PROBLEM DESCRIPTION.
Copy each line of the listing below exactly.

◇ ◇ ◇

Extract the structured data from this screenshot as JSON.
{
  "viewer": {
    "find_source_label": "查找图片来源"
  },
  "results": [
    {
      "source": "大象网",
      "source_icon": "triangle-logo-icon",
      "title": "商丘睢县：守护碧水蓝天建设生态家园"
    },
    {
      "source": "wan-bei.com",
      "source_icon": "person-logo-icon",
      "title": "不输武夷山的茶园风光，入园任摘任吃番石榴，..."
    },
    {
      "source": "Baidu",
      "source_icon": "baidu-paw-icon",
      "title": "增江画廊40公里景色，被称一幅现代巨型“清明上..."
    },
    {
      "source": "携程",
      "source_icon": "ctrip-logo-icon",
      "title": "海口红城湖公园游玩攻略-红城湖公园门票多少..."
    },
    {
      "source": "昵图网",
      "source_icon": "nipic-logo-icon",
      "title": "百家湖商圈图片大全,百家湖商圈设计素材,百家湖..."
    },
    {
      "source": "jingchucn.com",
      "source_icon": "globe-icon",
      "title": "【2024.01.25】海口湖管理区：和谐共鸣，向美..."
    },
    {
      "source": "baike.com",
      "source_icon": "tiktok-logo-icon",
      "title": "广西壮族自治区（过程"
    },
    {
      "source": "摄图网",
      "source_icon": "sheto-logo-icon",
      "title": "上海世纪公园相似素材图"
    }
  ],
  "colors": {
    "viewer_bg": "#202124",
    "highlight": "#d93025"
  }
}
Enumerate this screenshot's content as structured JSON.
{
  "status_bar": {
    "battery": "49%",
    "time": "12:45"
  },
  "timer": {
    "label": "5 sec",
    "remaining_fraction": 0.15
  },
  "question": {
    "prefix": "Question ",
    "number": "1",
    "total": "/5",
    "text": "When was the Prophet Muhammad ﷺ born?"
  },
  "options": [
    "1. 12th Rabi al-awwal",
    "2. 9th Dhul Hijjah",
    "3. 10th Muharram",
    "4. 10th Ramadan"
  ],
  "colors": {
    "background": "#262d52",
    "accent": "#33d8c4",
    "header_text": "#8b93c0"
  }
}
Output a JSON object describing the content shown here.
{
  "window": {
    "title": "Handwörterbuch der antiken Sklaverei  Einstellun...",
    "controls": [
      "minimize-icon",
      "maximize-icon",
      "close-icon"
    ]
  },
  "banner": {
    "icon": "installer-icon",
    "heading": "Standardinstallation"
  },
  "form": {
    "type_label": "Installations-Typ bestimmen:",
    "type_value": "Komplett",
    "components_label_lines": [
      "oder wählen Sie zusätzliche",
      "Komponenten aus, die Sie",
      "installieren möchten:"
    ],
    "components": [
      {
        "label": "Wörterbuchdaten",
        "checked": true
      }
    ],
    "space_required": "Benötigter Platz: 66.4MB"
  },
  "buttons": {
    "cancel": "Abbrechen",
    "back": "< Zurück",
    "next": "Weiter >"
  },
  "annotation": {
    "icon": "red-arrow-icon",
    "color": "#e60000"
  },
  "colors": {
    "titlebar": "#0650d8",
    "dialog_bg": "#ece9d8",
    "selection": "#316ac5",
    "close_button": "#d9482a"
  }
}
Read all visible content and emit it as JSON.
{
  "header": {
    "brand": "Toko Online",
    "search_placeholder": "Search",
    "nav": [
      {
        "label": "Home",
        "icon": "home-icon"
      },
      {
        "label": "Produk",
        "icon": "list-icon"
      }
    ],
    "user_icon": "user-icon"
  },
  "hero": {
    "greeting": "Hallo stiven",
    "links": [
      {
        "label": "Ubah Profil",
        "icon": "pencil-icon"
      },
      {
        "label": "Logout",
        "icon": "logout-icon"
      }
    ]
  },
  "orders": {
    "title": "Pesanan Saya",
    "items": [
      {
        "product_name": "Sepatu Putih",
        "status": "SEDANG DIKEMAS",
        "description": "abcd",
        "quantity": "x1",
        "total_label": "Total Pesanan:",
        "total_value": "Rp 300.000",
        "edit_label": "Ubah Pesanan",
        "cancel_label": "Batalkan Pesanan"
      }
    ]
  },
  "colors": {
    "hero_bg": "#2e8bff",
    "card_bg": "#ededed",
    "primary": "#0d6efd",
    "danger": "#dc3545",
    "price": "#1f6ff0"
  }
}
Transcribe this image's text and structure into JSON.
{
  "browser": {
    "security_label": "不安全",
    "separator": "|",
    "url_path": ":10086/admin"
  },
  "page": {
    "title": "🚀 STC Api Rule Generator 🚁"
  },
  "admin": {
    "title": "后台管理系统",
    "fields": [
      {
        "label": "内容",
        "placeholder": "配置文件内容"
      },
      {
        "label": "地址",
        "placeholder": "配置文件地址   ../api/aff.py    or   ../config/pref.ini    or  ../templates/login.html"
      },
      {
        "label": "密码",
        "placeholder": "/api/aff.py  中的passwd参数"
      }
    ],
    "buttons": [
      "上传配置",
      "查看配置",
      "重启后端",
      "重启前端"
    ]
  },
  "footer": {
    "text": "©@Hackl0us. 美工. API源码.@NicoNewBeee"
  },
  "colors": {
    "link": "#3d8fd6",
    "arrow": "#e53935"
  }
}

◇ ◇ ◇

RIGHT ANSWER.
Extract the structured data from this screenshot as JSON.
{
  "viewer": {
    "find_source_label": "查找图片来源"
  },
  "results": [
    {
      "source": "大象网",
      "source_icon": "triangle-logo-icon",
      "title": "商丘睢县：守护碧水蓝天建设生态家园"
    },
    {
      "source": "wan-bei.com",
      "source_icon": "person-logo-icon",
      "title": "不输武夷山的茶园风光，入园任摘任吃番石榴，..."
    },
    {
      "source": "Baidu",
      "source_icon": "baidu-paw-icon",
      "title": "增江画廊40公里景色，被称一幅现代巨型“清明上..."
    },
    {
      "source": "携程",
      "source_icon": "ctrip-logo-icon",
      "title": "海口红城湖公园游玩攻略-红城湖公园门票多少..."
    },
    {
      "source": "昵图网",
      "source_icon": "nipic-logo-icon",
      "title": "百家湖商圈图片大全,百家湖商圈设计素材,百家湖..."
    },
    {
      "source": "jingchucn.com",
      "source_icon": "globe-icon",
      "title": "【2024.01.25】海口湖管理区：和谐共鸣，向美..."
    },
    {
      "source": "baike.com",
      "source_icon": "tiktok-logo-icon",
      "title": "广西壮族自治区（过程"
    },
    {
      "source": "摄图网",
      "source_icon": "sheto-logo-icon",
      "title": "上海世纪公园相似素材图"
    }
  ],
  "colors": {
    "viewer_bg": "#202124",
    "highlight": "#d93025"
  }
}
Enumerate this screenshot's content as structured JSON.
{
  "status_bar": {
    "battery": "49%",
    "time": "12:45"
  },
  "timer": {
    "label": "5 sec",
    "remaining_fraction": 0.15
  },
  "question": {
    "prefix": "Question ",
    "number": "1",
    "total": "/5",
    "text": "When was the Prophet Muhammad ﷺ born?"
  },
  "options": [
    "1. 12th Rabi al-awwal",
    "2. 9th Dhul Hijjah",
    "3. 10th Muharram",
    "4. 10th Ramadan"
  ],
  "colors": {
    "background": "#262d52",
    "accent": "#33d8c4",
    "header_text": "#8b93c0"
  }
}
Output a JSON object describing the content shown here.
{
  "window": {
    "title": "Handwörterbuch der antiken Sklaverei  Einstellun...",
    "controls": [
      "minimize-icon",
      "maximize-icon",
      "close-icon"
    ]
  },
  "banner": {
    "icon": "installer-icon",
    "heading": "Standardinstallation"
  },
  "form": {
    "type_label": "Installations-Typ bestimmen:",
    "type_value": "Komplett",
    "components_label_lines": [
      "oder wählen Sie zusätzliche",
      "Komponenten aus, die Sie",
      "installieren möchten:"
    ],
    "components": [
      {
        "label": "Wörterbuchdaten",
        "checked": true
      }
    ],
    "space_required": "Benötigter Platz: 66.4MB"
  },
  "buttons": {
    "cancel": "Abbrechen",
    "back": "< Zurück",
    "next": "Weiter >"
  },
  "annotation": {
    "icon": "red-arrow-icon",
    "color": "#e60000"
  },
  "colors": {
    "titlebar": "#0650d8",
    "dialog_bg": "#ece9d8",
    "selection": "#316ac5",
    "close_button": "#d9482a"
  }
}
Read all visible content and emit it as JSON.
{
  "header": {
    "brand": "Toko Online",
    "search_placeholder": "Search",
    "nav": [
      {
        "label": "Home",
        "icon": "home-icon"
      },
      {
        "label": "Produk",
        "icon": "list-icon"
      }
    ],
    "user_icon": "user-icon"
  },
  "hero": {
    "greeting": "Hallo stiven",
    "links": [
      {
        "label": "Ubah Profil",
        "icon": "pencil-icon"
      },
      {
        "label": "Logout",
        "icon": "logout-icon"
      }
    ]
  },
  "orders": {
    "title": "Pesanan Saya",
    "items": [
      {
        "product_name": "Sepatu Putih",
        "status": "SEDANG DIKEMAS",
        "description": "abcd",
        "quantity": "x1",
        "total_label": "Total Pesanan:",
        "total_value": "Rp 300.000",
        "edit_label": "Ubah Pesanan",
        "cancel_label": "Batalkan Pesanan"
      }
    ]
  },
  "colors": {
    "hero_bg": "#2e8bff",
    "card_bg": "#ededed",
    "primary": "#0d6efd",
    "danger": "#dc3545",
    "price": "#1f6ff0"
  }
}
Transcribe this image's text and structure into JSON.
{
  "browser": {
    "security_label": "不安全",
    "separator": "|",
    "url_path": ":10086/admin"
  },
  "page": {
    "title": "🚀 STC Api Rule Generator 🚁"
  },
  "admin": {
    "title": "后台管理系统",
    "fields": [
      {
        "label": "内容",
        "placeholder": "配置文件内容"
      },
      {
        "label": "地址",
        "placeholder": "配置文件地址   ../api/aff.py    or   ../config/pref.ini    or  ../templates/login.html"
      },
      {
        "label": "密码",
        "placeholder": "/api/aff.py  中的passwd参数"
      }
    ],
    "buttons": [
      "上传配置",
      "查看配置",
      "重启后端",
      "重启前端"
    ]
  },
  "footer": {
    "text": "©@Hackl0us. 美工. API源码.@NicoNewBeee"
  },
  "colors": {
    "link": "#3d8fd6",
    "arrow": "#e53935"
  }
}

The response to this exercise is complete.